#### Problem:
Write out all the entries word for word and omit any pictures.

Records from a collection
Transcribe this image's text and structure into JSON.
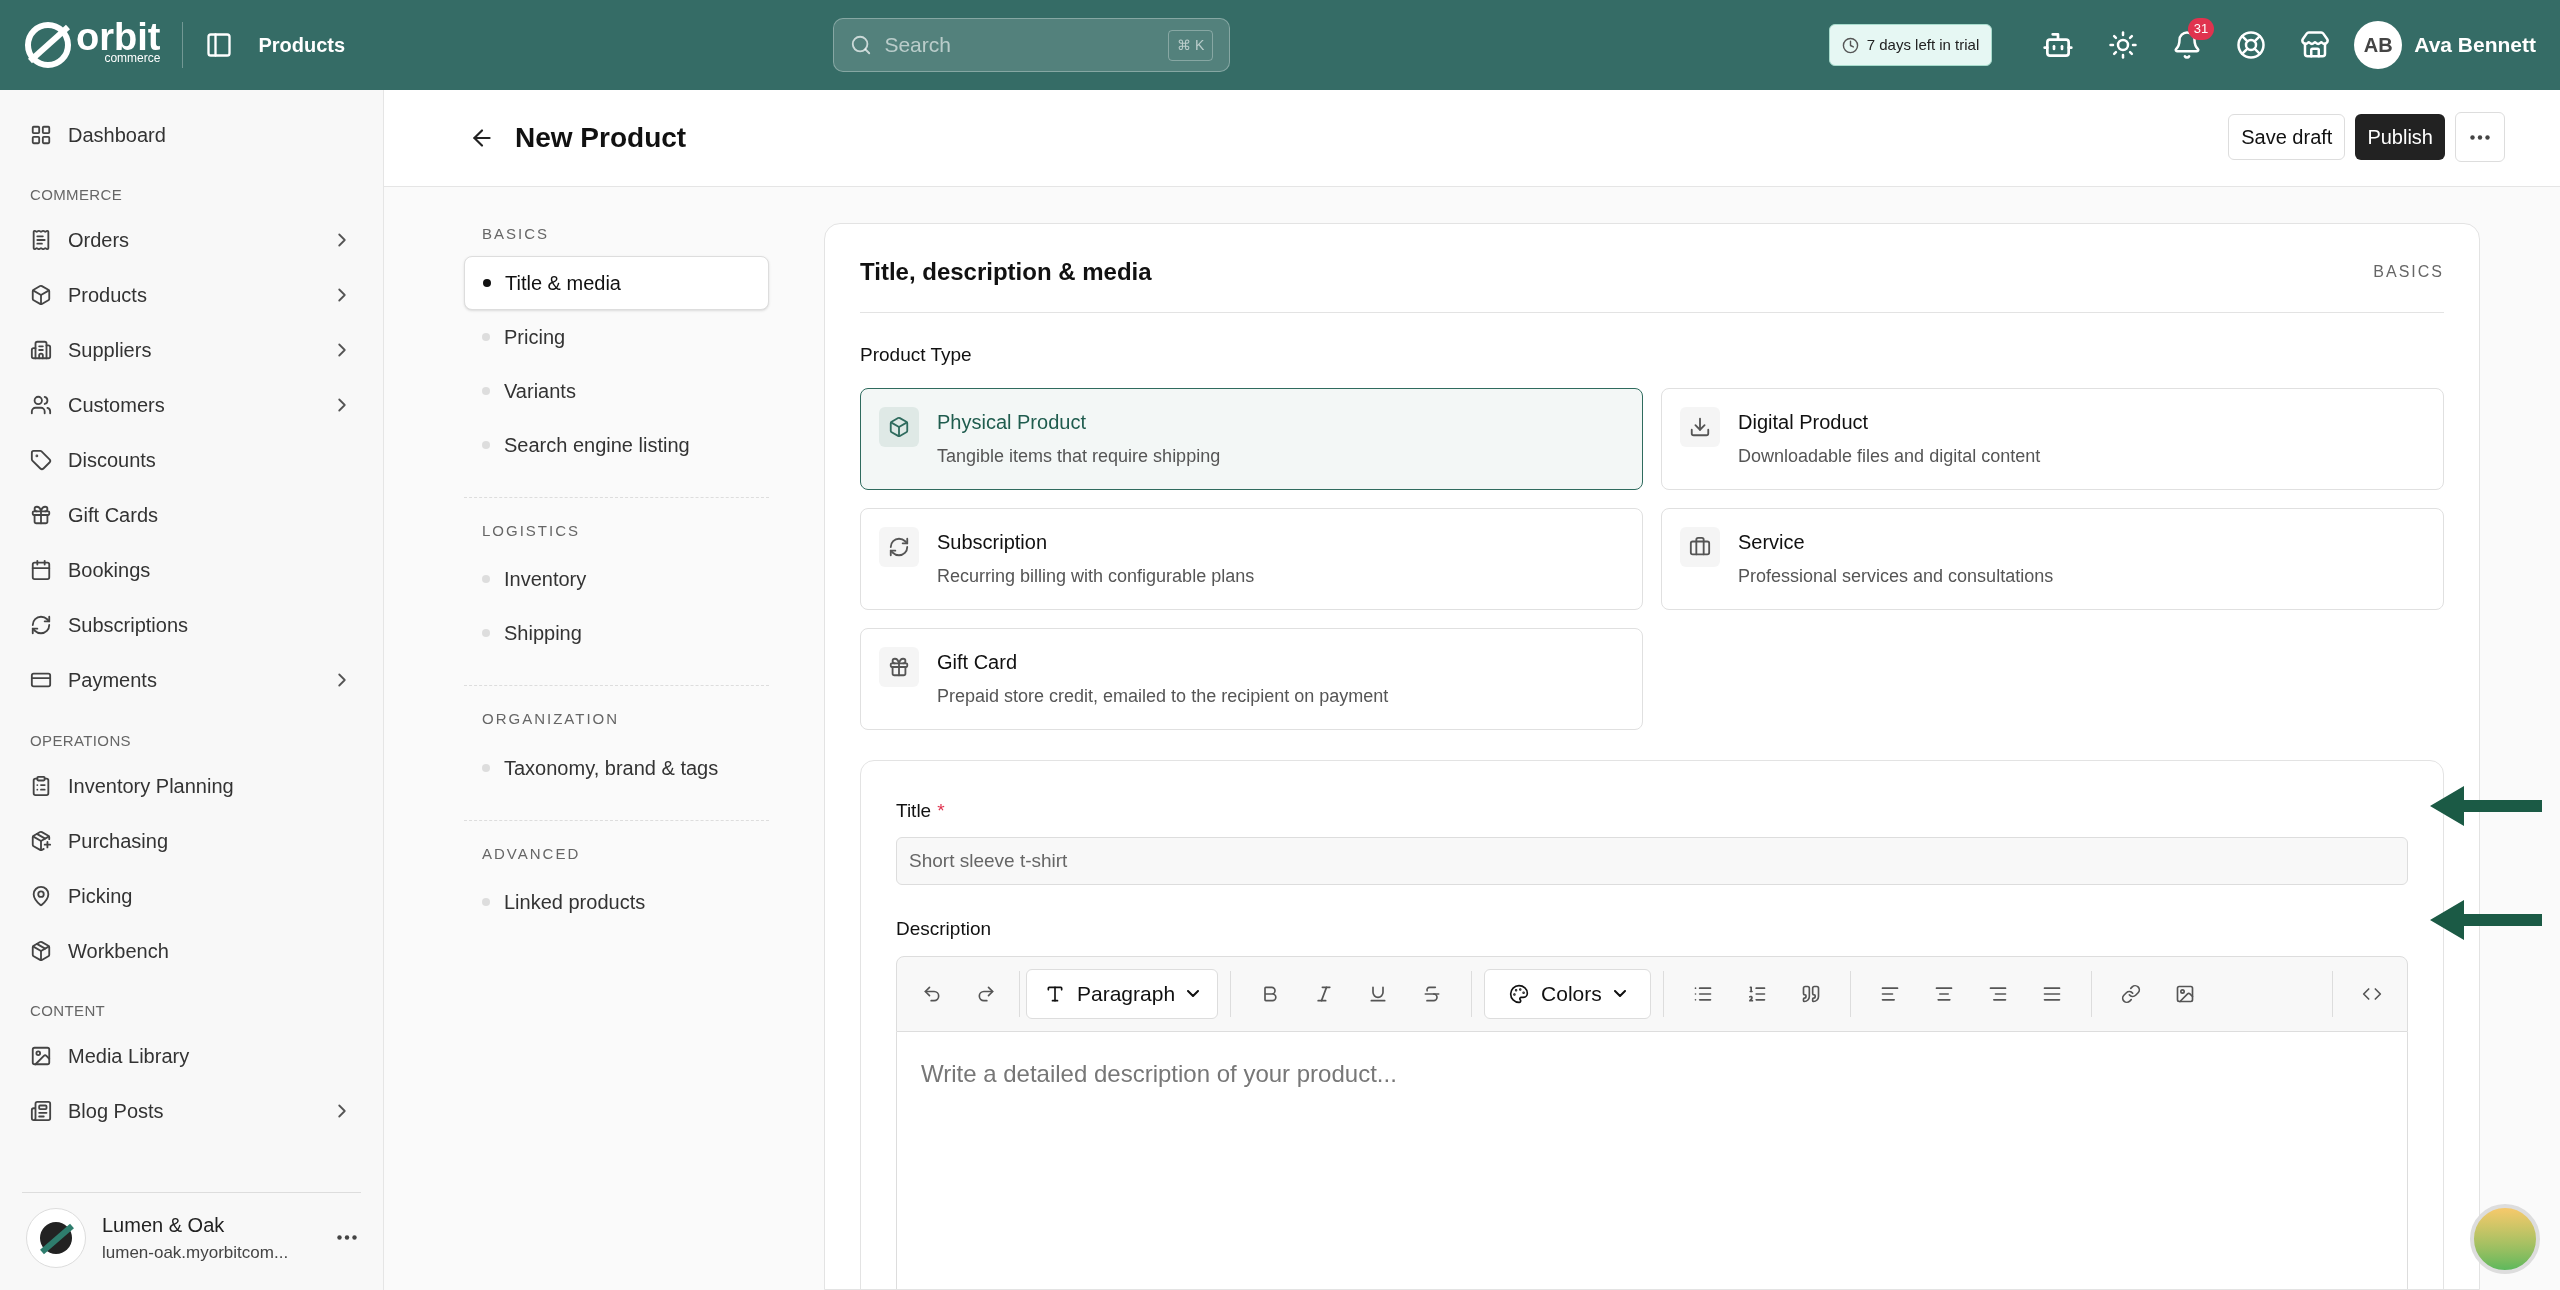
{
  "topbar": {
    "logo": {
      "wordmark": "orbit",
      "sub": "commerce"
    },
    "section": "Products",
    "search": {
      "placeholder": "Search",
      "shortcut": "⌘ K"
    },
    "trial": "7 days left in trial",
    "notifications": "31",
    "user": {
      "initials": "AB",
      "name": "Ava Bennett"
    }
  },
  "sidebar": {
    "top": [
      {
        "label": "Dashboard",
        "expandable": false
      }
    ],
    "sections": [
      {
        "heading": "COMMERCE",
        "items": [
          {
            "label": "Orders",
            "expandable": true
          },
          {
            "label": "Products",
            "expandable": true
          },
          {
            "label": "Suppliers",
            "expandable": true
          },
          {
            "label": "Customers",
            "expandable": true
          },
          {
            "label": "Discounts",
            "expandable": false
          },
          {
            "label": "Gift Cards",
            "expandable": false
          },
          {
            "label": "Bookings",
            "expandable": false
          },
          {
            "label": "Subscriptions",
            "expandable": false
          },
          {
            "label": "Payments",
            "expandable": true
          }
        ]
      },
      {
        "heading": "OPERATIONS",
        "items": [
          {
            "label": "Inventory Planning",
            "expandable": false
          },
          {
            "label": "Purchasing",
            "expandable": false
          },
          {
            "label": "Picking",
            "expandable": false
          },
          {
            "label": "Workbench",
            "expandable": false
          }
        ]
      },
      {
        "heading": "CONTENT",
        "items": [
          {
            "label": "Media Library",
            "expandable": false
          },
          {
            "label": "Blog Posts",
            "expandable": true
          }
        ]
      }
    ],
    "store": {
      "name": "Lumen & Oak",
      "domain": "lumen-oak.myorbitcom..."
    }
  },
  "page": {
    "title": "New Product",
    "save": "Save draft",
    "publish": "Publish"
  },
  "section_nav": [
    {
      "heading": "BASICS",
      "items": [
        {
          "label": "Title & media",
          "selected": true
        },
        {
          "label": "Pricing",
          "selected": false
        },
        {
          "label": "Variants",
          "selected": false
        },
        {
          "label": "Search engine listing",
          "selected": false
        }
      ]
    },
    {
      "heading": "LOGISTICS",
      "items": [
        {
          "label": "Inventory",
          "selected": false
        },
        {
          "label": "Shipping",
          "selected": false
        }
      ]
    },
    {
      "heading": "ORGANIZATION",
      "items": [
        {
          "label": "Taxonomy, brand & tags",
          "selected": false
        }
      ]
    },
    {
      "heading": "ADVANCED",
      "items": [
        {
          "label": "Linked products",
          "selected": false
        }
      ]
    }
  ],
  "card": {
    "title": "Title, description & media",
    "tag": "BASICS",
    "product_type": {
      "label": "Product Type",
      "options": [
        {
          "title": "Physical Product",
          "description": "Tangible items that require shipping",
          "selected": true
        },
        {
          "title": "Digital Product",
          "description": "Downloadable files and digital content",
          "selected": false
        },
        {
          "title": "Subscription",
          "description": "Recurring billing with configurable plans",
          "selected": false
        },
        {
          "title": "Service",
          "description": "Professional services and consultations",
          "selected": false
        },
        {
          "title": "Gift Card",
          "description": "Prepaid store credit, emailed to the recipient on payment",
          "selected": false
        }
      ]
    },
    "title_field": {
      "label": "Title",
      "required_mark": "*",
      "placeholder": "Short sleeve t-shirt"
    },
    "description": {
      "label": "Description",
      "block_style": "Paragraph",
      "colors": "Colors",
      "placeholder": "Write a detailed description of your product..."
    }
  }
}
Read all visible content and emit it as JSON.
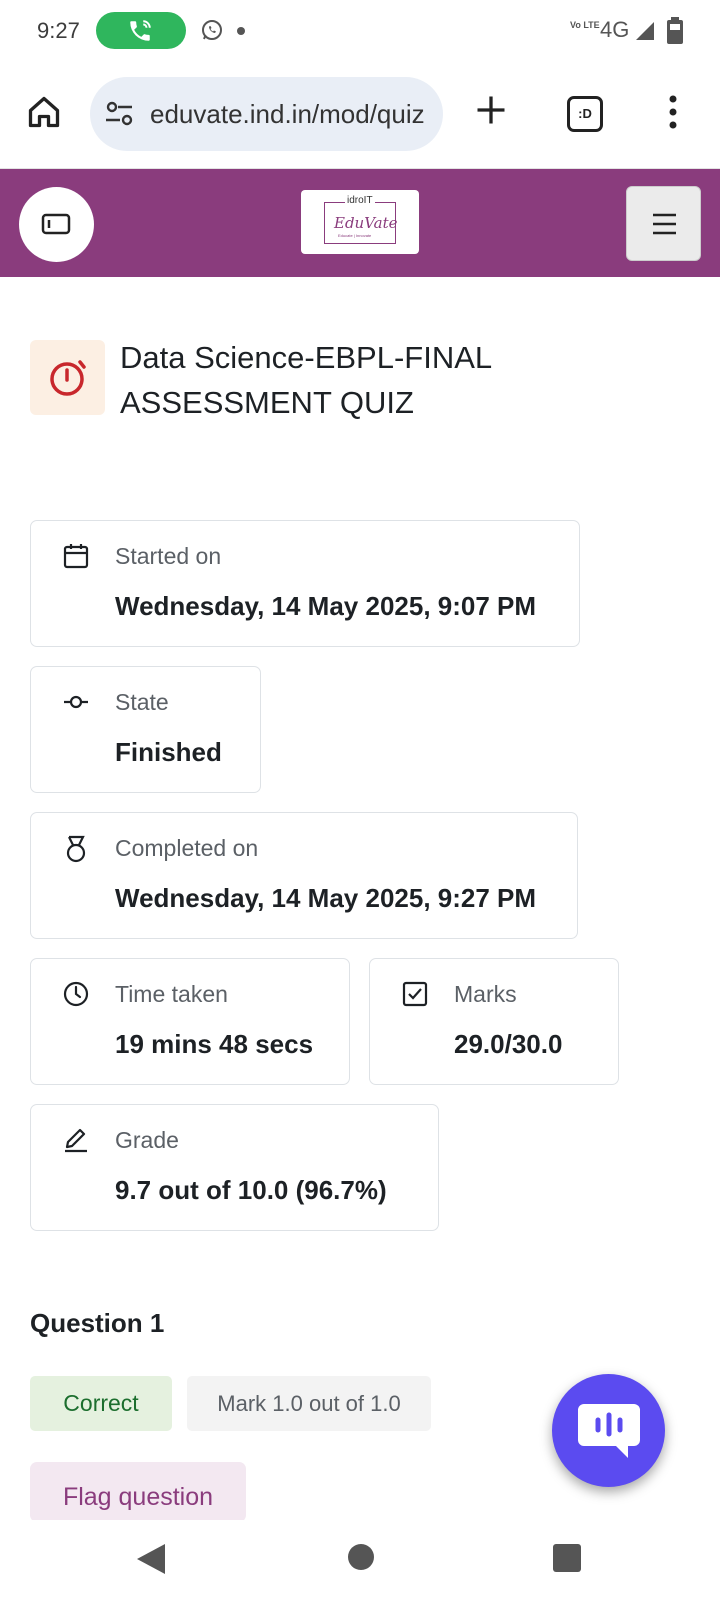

#### In response:
Transcribe this image's text and structure into JSON.
{
  "topbar": {
    "logo": {
      "wordmark": "orbit",
      "sub": "commerce"
    },
    "section": "Products",
    "search": {
      "placeholder": "Search",
      "shortcut": "⌘ K"
    },
    "trial": "7 days left in trial",
    "notifications": "31",
    "user": {
      "initials": "AB",
      "name": "Ava Bennett"
    }
  },
  "sidebar": {
    "top": [
      {
        "label": "Dashboard",
        "expandable": false
      }
    ],
    "sections": [
      {
        "heading": "COMMERCE",
        "items": [
          {
            "label": "Orders",
            "expandable": true
          },
          {
            "label": "Products",
            "expandable": true
          },
          {
            "label": "Suppliers",
            "expandable": true
          },
          {
            "label": "Customers",
            "expandable": true
          },
          {
            "label": "Discounts",
            "expandable": false
          },
          {
            "label": "Gift Cards",
            "expandable": false
          },
          {
            "label": "Bookings",
            "expandable": false
          },
          {
            "label": "Subscriptions",
            "expandable": false
          },
          {
            "label": "Payments",
            "expandable": true
          }
        ]
      },
      {
        "heading": "OPERATIONS",
        "items": [
          {
            "label": "Inventory Planning",
            "expandable": false
          },
          {
            "label": "Purchasing",
            "expandable": false
          },
          {
            "label": "Picking",
            "expandable": false
          },
          {
            "label": "Workbench",
            "expandable": false
          }
        ]
      },
      {
        "heading": "CONTENT",
        "items": [
          {
            "label": "Media Library",
            "expandable": false
          },
          {
            "label": "Blog Posts",
            "expandable": true
          }
        ]
      }
    ],
    "store": {
      "name": "Lumen & Oak",
      "domain": "lumen-oak.myorbitcom..."
    }
  },
  "page": {
    "title": "New Product",
    "save": "Save draft",
    "publish": "Publish"
  },
  "section_nav": [
    {
      "heading": "BASICS",
      "items": [
        {
          "label": "Title & media",
          "selected": true
        },
        {
          "label": "Pricing",
          "selected": false
        },
        {
          "label": "Variants",
          "selected": false
        },
        {
          "label": "Search engine listing",
          "selected": false
        }
      ]
    },
    {
      "heading": "LOGISTICS",
      "items": [
        {
          "label": "Inventory",
          "selected": false
        },
        {
          "label": "Shipping",
          "selected": false
        }
      ]
    },
    {
      "heading": "ORGANIZATION",
      "items": [
        {
          "label": "Taxonomy, brand & tags",
          "selected": false
        }
      ]
    },
    {
      "heading": "ADVANCED",
      "items": [
        {
          "label": "Linked products",
          "selected": false
        }
      ]
    }
  ],
  "card": {
    "title": "Title, description & media",
    "tag": "BASICS",
    "product_type": {
      "label": "Product Type",
      "options": [
        {
          "title": "Physical Product",
          "description": "Tangible items that require shipping",
          "selected": true
        },
        {
          "title": "Digital Product",
          "description": "Downloadable files and digital content",
          "selected": false
        },
        {
          "title": "Subscription",
          "description": "Recurring billing with configurable plans",
          "selected": false
        },
        {
          "title": "Service",
          "description": "Professional services and consultations",
          "selected": false
        },
        {
          "title": "Gift Card",
          "description": "Prepaid store credit, emailed to the recipient on payment",
          "selected": false
        }
      ]
    },
    "title_field": {
      "label": "Title",
      "required_mark": "*",
      "placeholder": "Short sleeve t-shirt"
    },
    "description": {
      "label": "Description",
      "block_style": "Paragraph",
      "colors": "Colors",
      "placeholder": "Write a detailed description of your product..."
    }
  }
}
Read all visible content and emit it as JSON.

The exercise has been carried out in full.